'''

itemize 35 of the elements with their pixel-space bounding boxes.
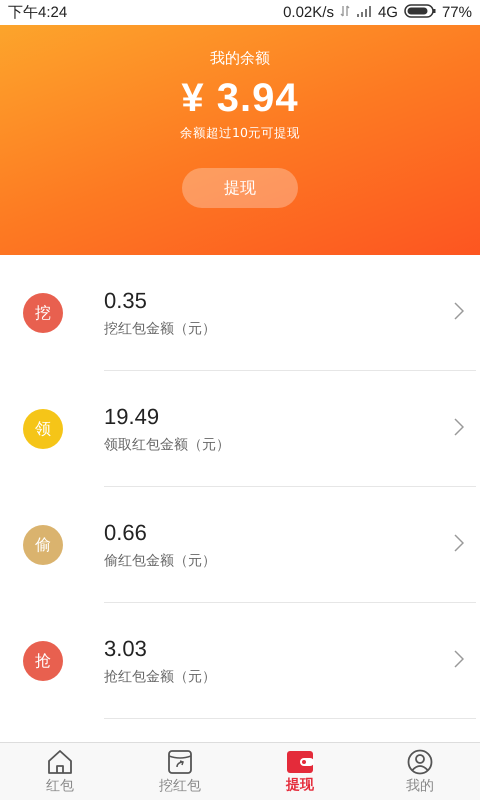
wallet-icon <box>286 750 314 774</box>
signal-icon <box>356 5 372 17</box>
amount-label: 偷红包金额（元） <box>104 552 217 570</box>
tab-item[interactable]: 红包 <box>0 743 120 800</box>
status-time: 下午4:24 <box>8 3 68 22</box>
type-badge: 领 <box>23 409 63 449</box>
chevron-right-icon[interactable] <box>454 534 464 552</box>
amount-label: 挖红包金额（元） <box>104 320 217 338</box>
chevron-right-icon[interactable] <box>454 650 464 668</box>
amount-value: 19.49 <box>104 404 160 430</box>
amount-value: 0.35 <box>104 288 148 314</box>
amount-value: 3.03 <box>104 636 148 662</box>
profile-icon <box>407 748 433 774</box>
tab-item[interactable]: 我的 <box>360 743 480 800</box>
data-transfer-icon <box>340 5 350 17</box>
network-type: 4G <box>378 4 398 21</box>
type-badge: 偷 <box>23 525 63 565</box>
pouch-icon <box>167 748 193 774</box>
amount-label: 抢红包金额（元） <box>104 668 217 686</box>
type-badge: 抢 <box>23 641 63 681</box>
withdraw-note: 余额超过10元可提现 <box>180 125 300 142</box>
chevron-right-icon[interactable] <box>454 418 464 436</box>
tab-item[interactable]: 提现 <box>240 743 360 800</box>
withdraw-button[interactable]: 提现 <box>182 168 298 208</box>
type-badge: 挖 <box>23 293 63 333</box>
tab-item[interactable]: 挖红包 <box>120 743 240 800</box>
network-speed: 0.02K/s <box>283 4 334 21</box>
balance-amount: ¥ 3.94 <box>181 76 299 121</box>
balance-title: 我的余额 <box>210 49 270 68</box>
chevron-right-icon[interactable] <box>454 302 464 320</box>
amount-value: 0.66 <box>104 520 148 546</box>
amount-label: 领取红包金额（元） <box>104 436 231 454</box>
battery-icon <box>404 4 436 18</box>
battery-level: 77% <box>442 4 472 21</box>
home-icon <box>47 748 73 774</box>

'''

WHAT TO WORK ON
Copy the material above line for line, leaving out the picture.

SOLUTION FOR THIS PROBLEM
itemize 35 of the elements with their pixel-space bounding boxes.
wallet-icon <box>286 750 314 774</box>
signal-icon <box>356 5 372 17</box>
amount-label: 偷红包金额（元） <box>104 552 217 570</box>
tab-item[interactable]: 红包 <box>0 743 120 800</box>
status-time: 下午4:24 <box>8 3 68 22</box>
type-badge: 领 <box>23 409 63 449</box>
chevron-right-icon[interactable] <box>454 534 464 552</box>
amount-label: 挖红包金额（元） <box>104 320 217 338</box>
chevron-right-icon[interactable] <box>454 650 464 668</box>
amount-value: 19.49 <box>104 404 160 430</box>
amount-value: 0.35 <box>104 288 148 314</box>
amount-value: 3.03 <box>104 636 148 662</box>
profile-icon <box>407 748 433 774</box>
tab-item[interactable]: 我的 <box>360 743 480 800</box>
data-transfer-icon <box>340 5 350 17</box>
network-type: 4G <box>378 4 398 21</box>
type-badge: 偷 <box>23 525 63 565</box>
pouch-icon <box>167 748 193 774</box>
amount-label: 抢红包金额（元） <box>104 668 217 686</box>
type-badge: 抢 <box>23 641 63 681</box>
withdraw-note: 余额超过10元可提现 <box>180 125 300 142</box>
chevron-right-icon[interactable] <box>454 418 464 436</box>
tab-item[interactable]: 提现 <box>240 743 360 800</box>
withdraw-button[interactable]: 提现 <box>182 168 298 208</box>
type-badge: 挖 <box>23 293 63 333</box>
tab-item[interactable]: 挖红包 <box>120 743 240 800</box>
network-speed: 0.02K/s <box>283 4 334 21</box>
balance-amount: ¥ 3.94 <box>181 76 299 121</box>
balance-title: 我的余额 <box>210 49 270 68</box>
chevron-right-icon[interactable] <box>454 302 464 320</box>
amount-value: 0.66 <box>104 520 148 546</box>
amount-label: 领取红包金额（元） <box>104 436 231 454</box>
battery-icon <box>404 4 436 18</box>
battery-level: 77% <box>442 4 472 21</box>
home-icon <box>47 748 73 774</box>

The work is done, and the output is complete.